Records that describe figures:
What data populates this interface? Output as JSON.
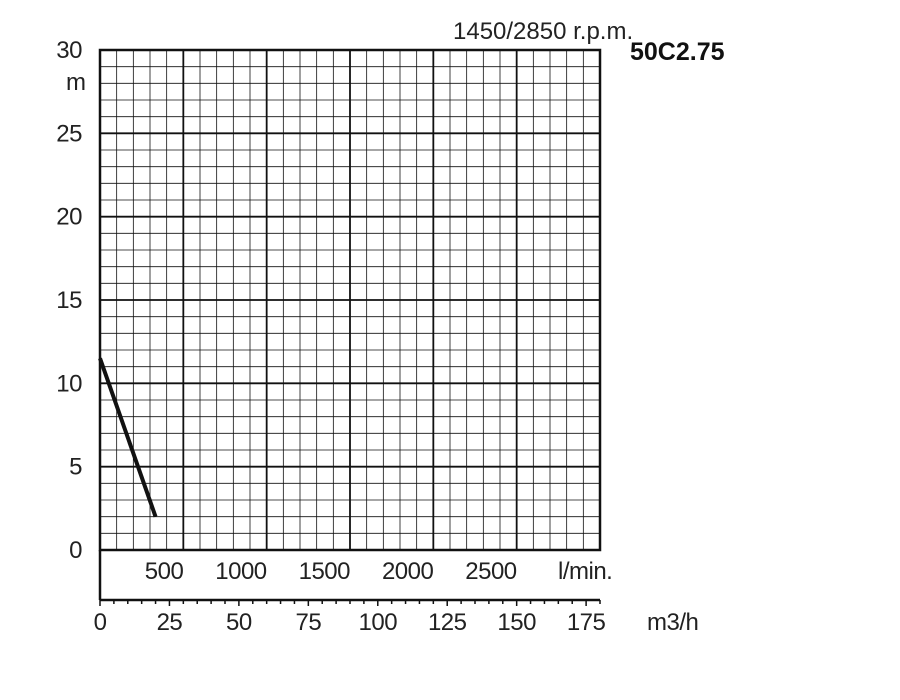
{
  "chart_data": {
    "type": "line",
    "title": "1450/2850 r.p.m.",
    "model": "50C2.75",
    "ylabel": "m",
    "x_unit_lmin": "l/min.",
    "x_unit_m3h": "m3/h",
    "ylim": [
      0,
      30
    ],
    "xlim_m3h": [
      0,
      180
    ],
    "y_ticks": [
      "0",
      "5",
      "10",
      "15",
      "20",
      "25",
      "30"
    ],
    "x_ticks_lmin": [
      "500",
      "1000",
      "1500",
      "2000",
      "2500"
    ],
    "x_ticks_m3h": [
      "0",
      "25",
      "50",
      "75",
      "100",
      "125",
      "150",
      "175"
    ],
    "grid": true,
    "series": [
      {
        "x": [
          0,
          20
        ],
        "y": [
          11.5,
          2
        ],
        "color": "#111111"
      }
    ]
  }
}
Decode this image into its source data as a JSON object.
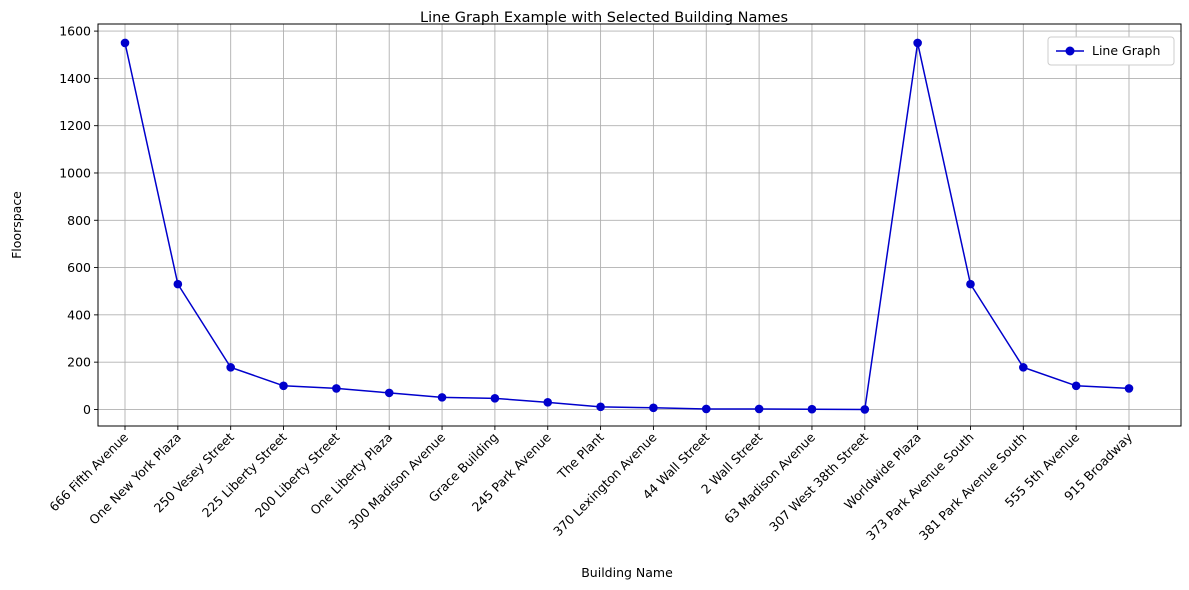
{
  "chart_data": {
    "type": "line",
    "title": "Line Graph Example with Selected Building Names",
    "xlabel": "Building Name",
    "ylabel": "Floorspace",
    "categories": [
      "666 Fifth Avenue",
      "One New York Plaza",
      "250 Vesey Street",
      "225 Liberty Street",
      "200 Liberty Street",
      "One Liberty Plaza",
      "300 Madison Avenue",
      "Grace Building",
      "245 Park Avenue",
      "The Plant",
      "370 Lexington Avenue",
      "44 Wall Street",
      "2 Wall Street",
      "63 Madison Avenue",
      "307 West 38th Street",
      "Worldwide Plaza",
      "373 Park Avenue South",
      "381 Park Avenue South",
      "555 5th Avenue",
      "915 Broadway"
    ],
    "series": [
      {
        "name": "Line Graph",
        "color": "#0000cc",
        "marker": "circle",
        "values": [
          1550,
          530,
          178,
          100,
          89,
          70,
          51,
          47,
          30,
          11,
          7,
          2,
          2,
          1,
          0,
          1550,
          530,
          178,
          100,
          89
        ]
      }
    ],
    "ylim": [
      -70,
      1630
    ],
    "yticks": [
      0,
      200,
      400,
      600,
      800,
      1000,
      1200,
      1400,
      1600
    ],
    "grid": true,
    "legend_position": "top-right"
  }
}
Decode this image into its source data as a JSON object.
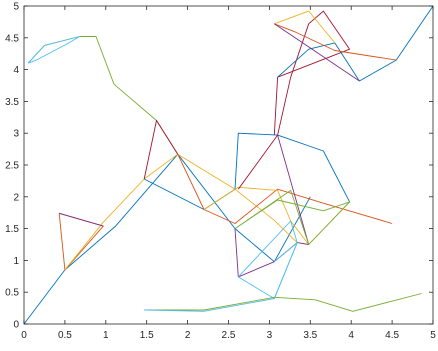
{
  "chart_data": {
    "type": "line",
    "title": "",
    "xlabel": "",
    "ylabel": "",
    "xlim": [
      0,
      5
    ],
    "ylim": [
      0,
      5
    ],
    "x_ticks": [
      "0",
      "0.5",
      "1",
      "1.5",
      "2",
      "2.5",
      "3",
      "3.5",
      "4",
      "4.5",
      "5"
    ],
    "y_ticks": [
      "0",
      "0.5",
      "1",
      "1.5",
      "2",
      "2.5",
      "3",
      "3.5",
      "4",
      "4.5",
      "5"
    ],
    "grid": false,
    "box": true,
    "colors": [
      "#0072BD",
      "#D95319",
      "#EDB120",
      "#7E2F8E",
      "#77AC30",
      "#4DBEEE",
      "#A2142F"
    ],
    "series": [
      {
        "x": [
          0.0,
          0.5,
          1.12,
          1.88,
          2.58,
          3.06,
          3.5
        ],
        "y": [
          0.0,
          0.85,
          1.54,
          2.67,
          1.5,
          0.98,
          2.0
        ]
      },
      {
        "x": [
          0.43,
          0.5,
          0.97,
          0.43
        ],
        "y": [
          1.74,
          0.85,
          1.54,
          1.74
        ]
      },
      {
        "x": [
          0.5,
          0.97,
          1.47,
          1.88,
          2.58,
          3.06,
          3.34
        ],
        "y": [
          0.85,
          1.6,
          2.28,
          2.67,
          2.12,
          1.63,
          1.28
        ]
      },
      {
        "x": [
          0.43,
          0.97
        ],
        "y": [
          1.74,
          1.54
        ]
      },
      {
        "x": [
          0.05,
          0.25,
          0.68,
          0.88,
          1.1,
          1.62,
          1.88
        ],
        "y": [
          4.1,
          4.38,
          4.52,
          4.52,
          3.77,
          3.2,
          2.67
        ]
      },
      {
        "x": [
          0.05,
          0.15,
          0.55,
          0.68,
          0.25,
          0.05
        ],
        "y": [
          4.1,
          4.15,
          4.42,
          4.52,
          4.38,
          4.1
        ]
      },
      {
        "x": [
          1.47,
          1.62,
          1.88
        ],
        "y": [
          2.28,
          3.2,
          2.67
        ]
      },
      {
        "x": [
          1.47,
          2.2,
          2.58,
          2.62,
          3.1,
          3.66,
          3.98
        ],
        "y": [
          2.28,
          1.8,
          2.12,
          3.0,
          2.97,
          2.72,
          1.92
        ]
      },
      {
        "x": [
          1.88,
          2.2,
          2.58,
          3.1,
          3.66,
          4.5
        ],
        "y": [
          2.67,
          1.8,
          1.58,
          2.12,
          1.9,
          1.58
        ]
      },
      {
        "x": [
          2.2,
          2.62,
          3.1,
          3.26,
          3.48,
          3.98
        ],
        "y": [
          1.8,
          2.15,
          2.1,
          1.62,
          1.25,
          1.92
        ]
      },
      {
        "x": [
          2.58,
          2.62,
          3.06,
          3.34,
          3.48,
          3.1
        ],
        "y": [
          1.5,
          0.74,
          0.98,
          1.28,
          1.25,
          2.97
        ]
      },
      {
        "x": [
          2.58,
          3.1,
          3.66,
          3.98,
          3.48,
          3.26,
          2.58
        ],
        "y": [
          1.5,
          1.95,
          1.78,
          1.92,
          1.25,
          2.1,
          1.5
        ]
      },
      {
        "x": [
          2.62,
          3.06,
          3.34,
          3.26,
          2.62
        ],
        "y": [
          0.74,
          0.4,
          1.28,
          1.62,
          0.74
        ]
      },
      {
        "x": [
          2.62,
          3.1,
          3.26,
          3.48,
          3.66,
          3.98,
          3.1,
          3.06
        ],
        "y": [
          2.12,
          2.97,
          3.88,
          4.72,
          4.92,
          4.32,
          3.88,
          2.97
        ]
      },
      {
        "x": [
          3.1,
          3.48,
          3.8,
          4.1,
          4.55,
          5.0
        ],
        "y": [
          3.88,
          4.32,
          4.42,
          3.82,
          4.15,
          5.0
        ]
      },
      {
        "x": [
          3.06,
          3.3,
          3.8,
          4.55
        ],
        "y": [
          4.72,
          4.6,
          4.3,
          4.15
        ]
      },
      {
        "x": [
          3.06,
          3.48,
          3.8
        ],
        "y": [
          4.72,
          4.92,
          4.42
        ]
      },
      {
        "x": [
          3.06,
          4.1
        ],
        "y": [
          4.72,
          3.82
        ]
      },
      {
        "x": [
          1.47,
          2.2,
          3.06,
          3.56,
          4.02,
          4.86
        ],
        "y": [
          0.22,
          0.22,
          0.42,
          0.38,
          0.2,
          0.48
        ]
      },
      {
        "x": [
          1.47,
          2.2,
          3.06,
          3.34,
          3.06
        ],
        "y": [
          0.22,
          0.2,
          0.4,
          1.28,
          0.98
        ]
      }
    ]
  }
}
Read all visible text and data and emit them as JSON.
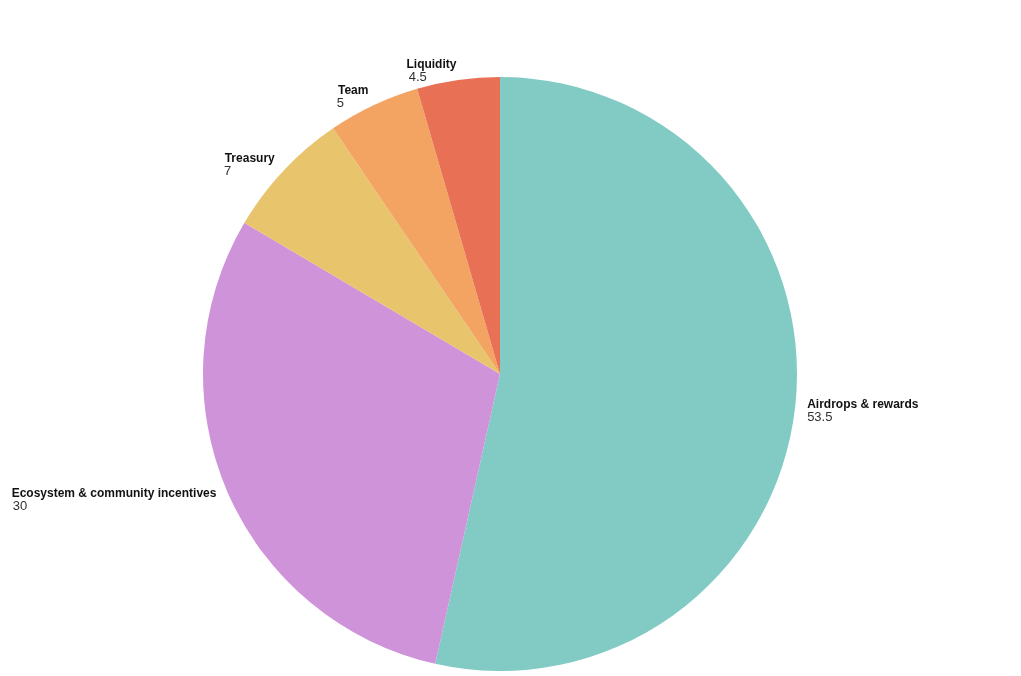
{
  "chart_data": {
    "type": "pie",
    "categories": [
      "Airdrops & rewards",
      "Ecosystem & community incentives",
      "Treasury",
      "Team",
      "Liquidity"
    ],
    "values": [
      53.5,
      30,
      7,
      5,
      4.5
    ],
    "colors": [
      "#82cbc4",
      "#cf93da",
      "#e8c46c",
      "#f3a463",
      "#e87155"
    ],
    "data_labels": true,
    "legend": false
  }
}
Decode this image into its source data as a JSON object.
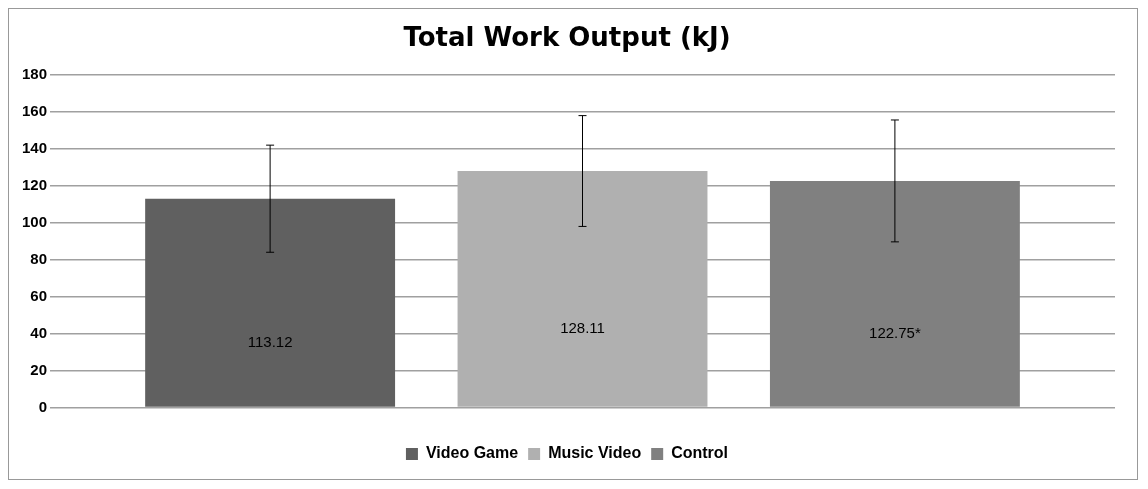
{
  "chart_data": {
    "type": "bar",
    "title": "Total Work Output (kJ)",
    "categories": [
      null
    ],
    "series": [
      {
        "name": "Video Game",
        "color": "#606060",
        "values": [
          113.12
        ],
        "errors": [
          29
        ],
        "value_labels": [
          "113.12"
        ]
      },
      {
        "name": "Music Video",
        "color": "#b0b0b0",
        "values": [
          128.11
        ],
        "errors": [
          30
        ],
        "value_labels": [
          "128.11"
        ]
      },
      {
        "name": "Control",
        "color": "#808080",
        "values": [
          122.75
        ],
        "errors": [
          33
        ],
        "value_labels": [
          "122.75*"
        ]
      }
    ],
    "ylim": [
      0,
      180
    ],
    "yticks": [
      0,
      20,
      40,
      60,
      80,
      100,
      120,
      140,
      160,
      180
    ],
    "grid": "y",
    "legend": "bottom"
  }
}
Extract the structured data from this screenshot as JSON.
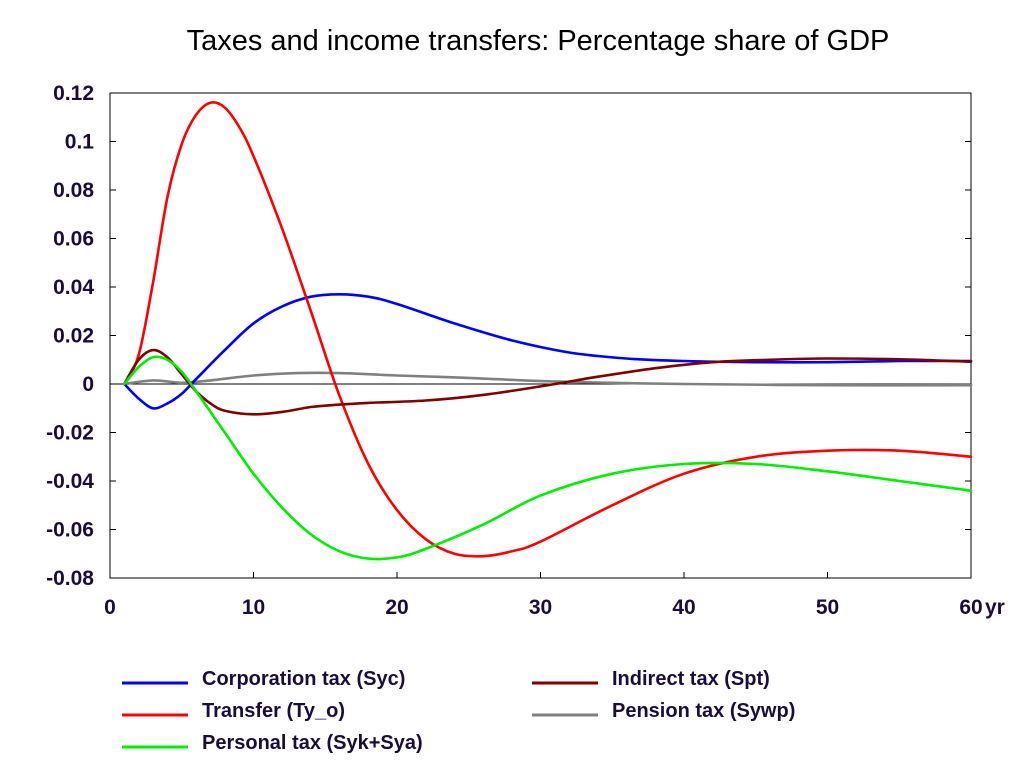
{
  "chart_data": {
    "type": "line",
    "title": "Taxes and income transfers: Percentage share of GDP",
    "xlabel": "",
    "ylabel": "",
    "x_unit": "yr",
    "xlim": [
      0,
      60
    ],
    "ylim": [
      -0.08,
      0.12
    ],
    "x_ticks": [
      "0",
      "10",
      "20",
      "30",
      "40",
      "50",
      "60"
    ],
    "y_ticks": [
      "0.12",
      "0.1",
      "0.08",
      "0.06",
      "0.04",
      "0.02",
      "0",
      "-0.02",
      "-0.04",
      "-0.06",
      "-0.08"
    ],
    "grid": false,
    "legend_position": "bottom",
    "series": [
      {
        "name": "Corporation tax (Syc)",
        "color": "#0000ff",
        "x": [
          1,
          2,
          3,
          4,
          5,
          6,
          8,
          10,
          12,
          14,
          16,
          18,
          20,
          24,
          28,
          32,
          36,
          40,
          45,
          50,
          55,
          60
        ],
        "y": [
          0,
          -0.006,
          -0.01,
          -0.008,
          -0.004,
          0.002,
          0.014,
          0.025,
          0.032,
          0.036,
          0.037,
          0.036,
          0.033,
          0.025,
          0.018,
          0.013,
          0.0105,
          0.0095,
          0.009,
          0.009,
          0.0095,
          0.0095
        ]
      },
      {
        "name": "Transfer (Ty_o)",
        "color": "#ff0000",
        "x": [
          1,
          2,
          3,
          4,
          5,
          6,
          7,
          8,
          9,
          10,
          12,
          14,
          16,
          18,
          20,
          22,
          24,
          26,
          28,
          30,
          35,
          40,
          45,
          50,
          55,
          60
        ],
        "y": [
          0,
          0.012,
          0.042,
          0.077,
          0.099,
          0.111,
          0.116,
          0.114,
          0.106,
          0.094,
          0.064,
          0.03,
          -0.005,
          -0.033,
          -0.052,
          -0.064,
          -0.07,
          -0.071,
          -0.069,
          -0.065,
          -0.05,
          -0.037,
          -0.03,
          -0.0275,
          -0.0275,
          -0.03
        ]
      },
      {
        "name": "Personal tax (Syk+Sya)",
        "color": "#00ee00",
        "x": [
          1,
          2,
          3,
          4,
          5,
          6,
          8,
          10,
          12,
          14,
          16,
          18,
          20,
          22,
          26,
          30,
          35,
          40,
          45,
          50,
          55,
          60
        ],
        "y": [
          0,
          0.007,
          0.011,
          0.01,
          0.005,
          -0.003,
          -0.02,
          -0.037,
          -0.051,
          -0.062,
          -0.069,
          -0.072,
          -0.0715,
          -0.068,
          -0.058,
          -0.046,
          -0.037,
          -0.033,
          -0.033,
          -0.036,
          -0.04,
          -0.044
        ]
      },
      {
        "name": "Indirect tax (Spt)",
        "color": "#800000",
        "x": [
          1,
          2,
          3,
          4,
          5,
          6,
          7,
          8,
          10,
          12,
          14,
          16,
          18,
          22,
          26,
          30,
          34,
          38,
          42,
          46,
          50,
          55,
          60
        ],
        "y": [
          0,
          0.01,
          0.014,
          0.011,
          0.004,
          -0.003,
          -0.008,
          -0.011,
          -0.0125,
          -0.0115,
          -0.0095,
          -0.0085,
          -0.0078,
          -0.0068,
          -0.0045,
          -0.001,
          0.003,
          0.0065,
          0.009,
          0.01,
          0.0105,
          0.0102,
          0.0092
        ]
      },
      {
        "name": "Pension tax (Sywp)",
        "color": "#808080",
        "x": [
          1,
          3,
          5,
          7,
          10,
          13,
          16,
          20,
          25,
          30,
          35,
          40,
          50,
          60
        ],
        "y": [
          0,
          0.0015,
          0.0005,
          0.0015,
          0.0035,
          0.0045,
          0.0045,
          0.0035,
          0.0025,
          0.0012,
          0.0005,
          0.0,
          -0.0005,
          -0.0005
        ]
      }
    ]
  }
}
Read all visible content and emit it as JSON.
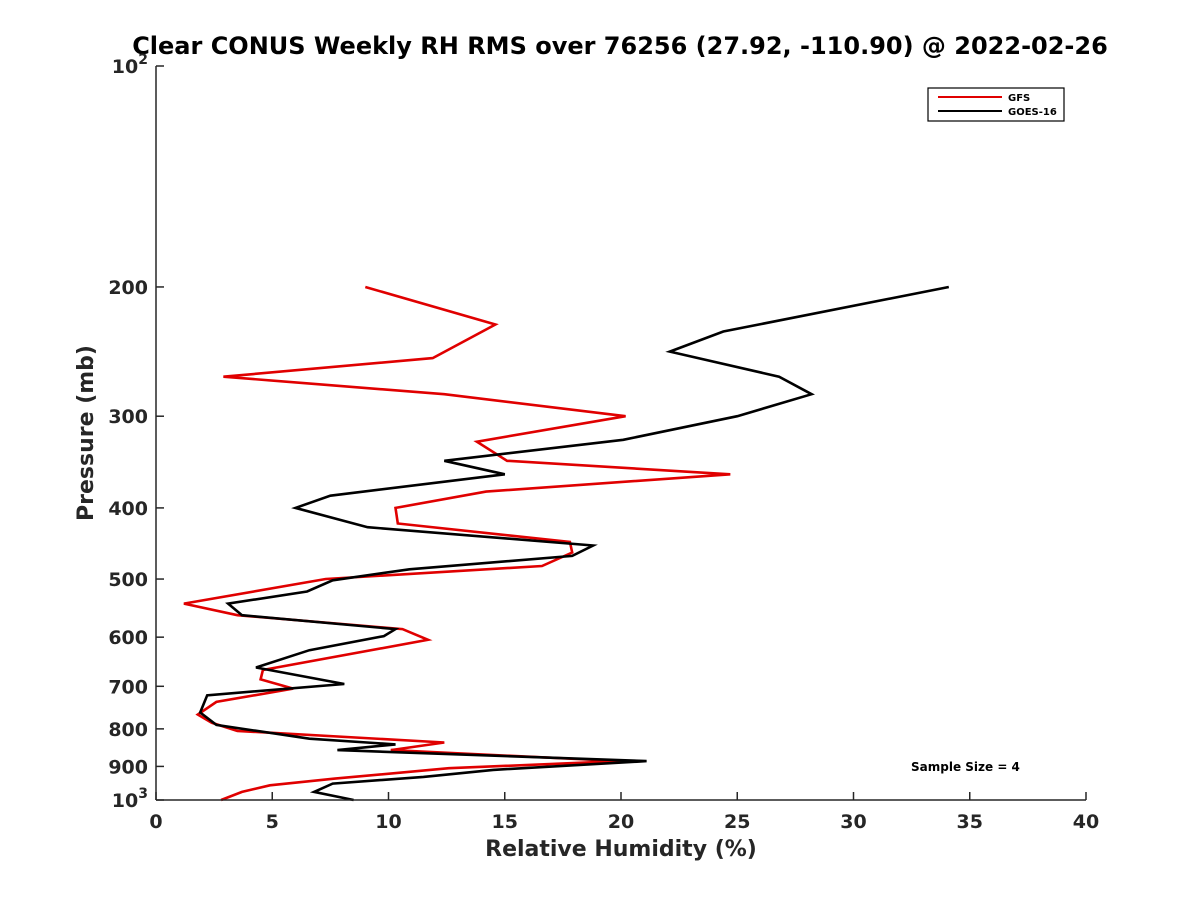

EXERCISE GOAL -
Find the word "Graph" and list each line it appears in.

OUTPUT OF THE TASK -
    "title": "Line Graph Example with Selected Building Names",
        "name": "Line Graph",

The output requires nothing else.